Metin Bölümü
####

Plastik Birleştirme Yöntemleri: Ultrasonik ve Vibrasyon Kaynağı

Plastik kaynak, kalıplanamayan ve parçanın iç çaplardakeskin bir şekilde değişmesi ya gibi karmaşık bir geometriye sahip parçaların üretimi için yaygın bir yöntemdir. Süreç seri üretime uygundur, ucuzdur ve otomotiv gereksinimlerini karşılamaktadır. Karmaşık geometrilerin kalıplanabilirliğinden dolayı, proses otomotiv endüstrisinin sıfır emisyon hedefine yardımcı olmaktadır. Termostat, su pompası vb. gibi motor parçalarının çoğu tek parça olarak kalıplanamaz. Bu motor bileşenleri, plastik kaynaklama yardımıyla üretilir ve otomobilin ağırlığını azaltarak, yakıt verimliliğini artırır. Özellikle elektrikli araçlarda plastik kaynak teknolojisi daha önemli hale gelmiştir, çünkü metalden plastiğe geçiş, aracın ağırlığının azaltılmasında önemli bir role sahiptir. Polimer özelliklerine ve parça geometrisine göre kaynak yönteminin seçilmesi, uygulama alanı için en önemli faktörlerdir. Tüm kaynak yöntemleri temel olarak parçaların kaynak yüzeylerinin yeniden eritilmesine ve basınç altında birleştirilmesine dayanmaktadır. Bu çalışmada, vibrasyon ve ultrasonik kaynak yöntemleri incelenmiştir. Her iki prosesin en etkili parametreleri tartışılmış ve belirtilmiştir.

####

Verilen Bilgiler

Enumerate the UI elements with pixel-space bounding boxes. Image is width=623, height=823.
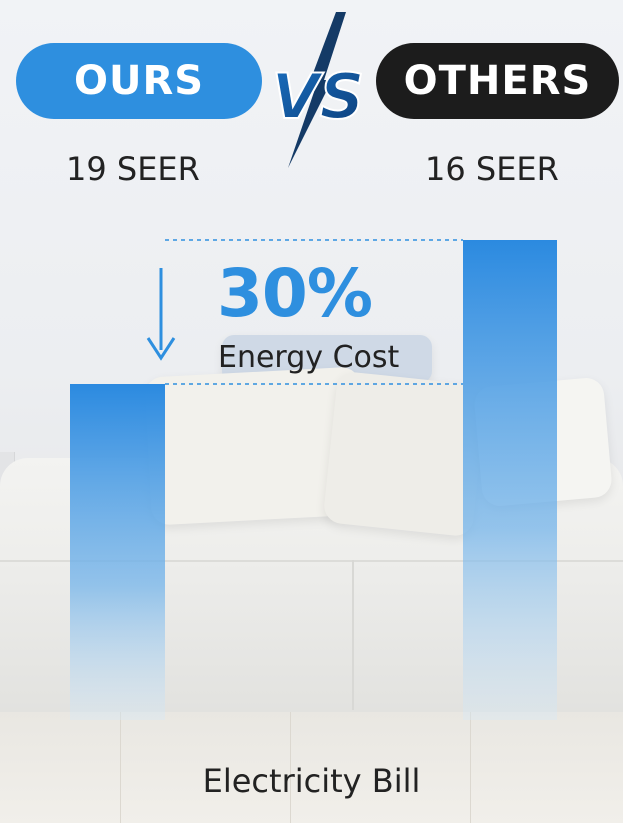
bar-ours	[70, 384, 165, 720]
down-arrow-icon	[146, 268, 176, 361]
reduction-percent: 30%	[217, 255, 373, 332]
x-axis-label: Electricity Bill	[202, 762, 421, 800]
bar-chart	[70, 239, 557, 720]
reduction-label: Energy Cost	[218, 340, 400, 375]
bar-others	[463, 240, 557, 720]
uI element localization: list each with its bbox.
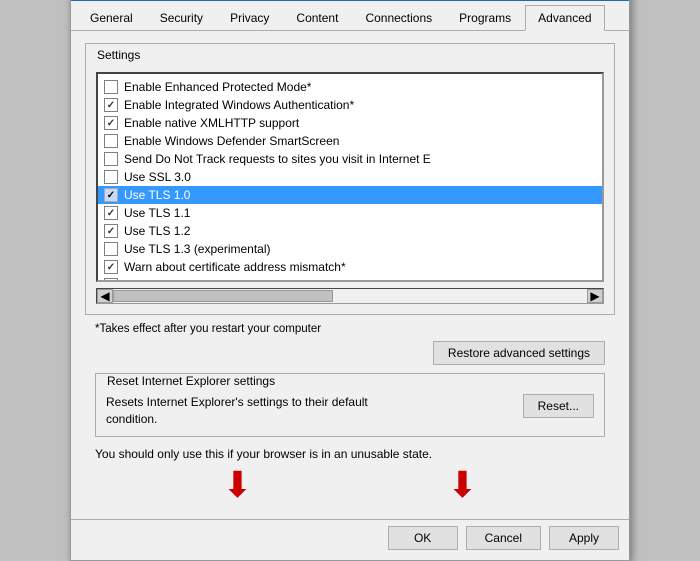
tabs-bar: General Security Privacy Content Connect… <box>71 1 629 31</box>
reset-description: Resets Internet Explorer's settings to t… <box>106 394 513 428</box>
list-item[interactable]: Enable Enhanced Protected Mode* <box>98 78 602 96</box>
reset-section: Reset Internet Explorer settings Resets … <box>95 373 605 437</box>
setting-label: Use SSL 3.0 <box>124 170 191 184</box>
checkbox[interactable] <box>104 116 118 130</box>
checkbox[interactable] <box>104 224 118 238</box>
checkbox[interactable] <box>104 260 118 274</box>
setting-label: Warn if changing between secure and not … <box>124 278 418 280</box>
tab-content[interactable]: Content <box>283 5 351 30</box>
reset-button[interactable]: Reset... <box>523 394 594 418</box>
content-area: Settings Enable Enhanced Protected Mode*… <box>71 31 629 519</box>
tab-security[interactable]: Security <box>147 5 216 30</box>
setting-label: Use TLS 1.0 <box>124 188 190 202</box>
checkbox[interactable] <box>104 134 118 148</box>
internet-properties-dialog: Internet Properties ? ✕ General Security… <box>70 0 630 561</box>
list-item-selected[interactable]: Use TLS 1.0 <box>98 186 602 204</box>
button-row: OK Cancel Apply <box>71 519 629 560</box>
tab-advanced[interactable]: Advanced <box>525 5 604 31</box>
settings-list-container: Enable Enhanced Protected Mode* Enable I… <box>96 72 604 282</box>
checkbox[interactable] <box>104 188 118 202</box>
list-item[interactable]: Warn about certificate address mismatch* <box>98 258 602 276</box>
reset-section-content: Resets Internet Explorer's settings to t… <box>96 388 604 436</box>
list-item[interactable]: Enable Integrated Windows Authentication… <box>98 96 602 114</box>
setting-label: Use TLS 1.1 <box>124 206 190 220</box>
checkbox[interactable] <box>104 98 118 112</box>
setting-label: Warn about certificate address mismatch* <box>124 260 346 274</box>
list-item[interactable]: Enable native XMLHTTP support <box>98 114 602 132</box>
scrollbar-thumb[interactable] <box>113 290 333 302</box>
tab-general[interactable]: General <box>77 5 146 30</box>
ok-button[interactable]: OK <box>388 526 458 550</box>
apply-button[interactable]: Apply <box>549 526 619 550</box>
restart-note: *Takes effect after you restart your com… <box>95 323 605 335</box>
list-item[interactable]: Send Do Not Track requests to sites you … <box>98 150 602 168</box>
tab-programs[interactable]: Programs <box>446 5 524 30</box>
checkbox[interactable] <box>104 170 118 184</box>
setting-label: Use TLS 1.2 <box>124 224 190 238</box>
warning-text: You should only use this if your browser… <box>95 447 605 461</box>
arrow-down-right: ⬇ <box>447 467 477 503</box>
settings-group-box: Settings Enable Enhanced Protected Mode*… <box>85 43 615 315</box>
reset-section-title: Reset Internet Explorer settings <box>104 374 278 388</box>
cancel-button[interactable]: Cancel <box>466 526 541 550</box>
setting-label: Enable Integrated Windows Authentication… <box>124 98 354 112</box>
list-item[interactable]: Use SSL 3.0 <box>98 168 602 186</box>
list-item[interactable]: Enable Windows Defender SmartScreen <box>98 132 602 150</box>
setting-label: Enable Enhanced Protected Mode* <box>124 80 311 94</box>
settings-list[interactable]: Enable Enhanced Protected Mode* Enable I… <box>98 74 602 280</box>
checkbox[interactable] <box>104 278 118 280</box>
horizontal-scrollbar[interactable]: ◀ ▶ <box>96 288 604 304</box>
setting-label: Send Do Not Track requests to sites you … <box>124 152 431 166</box>
arrow-down-left: ⬇ <box>222 467 252 503</box>
restore-advanced-settings-button[interactable]: Restore advanced settings <box>433 341 605 365</box>
checkbox[interactable] <box>104 80 118 94</box>
checkbox[interactable] <box>104 206 118 220</box>
list-item[interactable]: Use TLS 1.2 <box>98 222 602 240</box>
tab-privacy[interactable]: Privacy <box>217 5 282 30</box>
setting-label: Use TLS 1.3 (experimental) <box>124 242 271 256</box>
checkbox[interactable] <box>104 152 118 166</box>
arrows-row: ⬇ ⬇ <box>85 467 615 503</box>
checkbox[interactable] <box>104 242 118 256</box>
setting-label: Enable Windows Defender SmartScreen <box>124 134 339 148</box>
list-item[interactable]: Use TLS 1.1 <box>98 204 602 222</box>
setting-label: Enable native XMLHTTP support <box>124 116 299 130</box>
restore-btn-row: Restore advanced settings <box>95 341 605 365</box>
scroll-left-btn[interactable]: ◀ <box>97 289 113 303</box>
tab-connections[interactable]: Connections <box>352 5 445 30</box>
scroll-right-btn[interactable]: ▶ <box>587 289 603 303</box>
list-item[interactable]: Warn if changing between secure and not … <box>98 276 602 280</box>
settings-group-title: Settings <box>94 48 143 62</box>
list-item[interactable]: Use TLS 1.3 (experimental) <box>98 240 602 258</box>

####

Problemler
[1] Plastik kaynakla ilgili metne göre bu çalışmada hangi iki kaynak yöntemi incelenmiştir?
[2] Satırlarda "tabs-bar: General Security" geçen satırdan başlayın ve "list-item[interactable]: Enable Integrated" geçen satırdan sonra durun. Bu aralıktaki "checkbox" ifadesini "tickbox" ile değiştirerek yalnızca bu satırları yeniden yazın.
Metin ile satırlar birbirinden bağımsız iki ayrı malzemedir.

Nihai Sonuçlar
[1] Vibrasyon ve ultrasonik kaynak yöntemleri.

[2]
tabs-bar: General Security Privacy Content Connect… <box>71 1 629 31</box>
reset-description: Resets Internet Explorer's settings to t… <box>106 394 513 428</box>
list-item[interactable]: Enable Enhanced Protected Mode* <box>98 78 602 96</box>
reset-section: Reset Internet Explorer settings Resets … <box>95 373 605 437</box>
setting-label: Use SSL 3.0 <box>124 170 191 184</box>
tickbox[interactable] <box>104 116 118 130</box>
tickbox[interactable] <box>104 224 118 238</box>
tickbox[interactable] <box>104 260 118 274</box>
setting-label: Warn if changing between secure and not … <box>124 278 418 280</box>
tab-content[interactable]: Content <box>283 5 351 30</box>
reset-button[interactable]: Reset... <box>523 394 594 418</box>
content-area: Settings Enable Enhanced Protected Mode*… <box>71 31 629 519</box>
tab-security[interactable]: Security <box>147 5 216 30</box>
setting-label: Use TLS 1.0 <box>124 188 190 202</box>
tickbox[interactable] <box>104 134 118 148</box>
internet-properties-dialog: Internet Properties ? ✕ General Security… <box>70 0 630 561</box>
list-item-selected[interactable]: Use TLS 1.0 <box>98 186 602 204</box>
button-row: OK Cancel Apply <box>71 519 629 560</box>
tab-advanced[interactable]: Advanced <box>525 5 604 31</box>
settings-list-container: Enable Enhanced Protected Mode* Enable I… <box>96 72 604 282</box>
tickbox[interactable] <box>104 188 118 202</box>
list-item[interactable]: Warn about certificate address mismatch* <box>98 258 602 276</box>
reset-section-content: Resets Internet Explorer's settings to t… <box>96 388 604 436</box>
list-item[interactable]: Enable Integrated Windows Authentication… <box>98 96 602 114</box>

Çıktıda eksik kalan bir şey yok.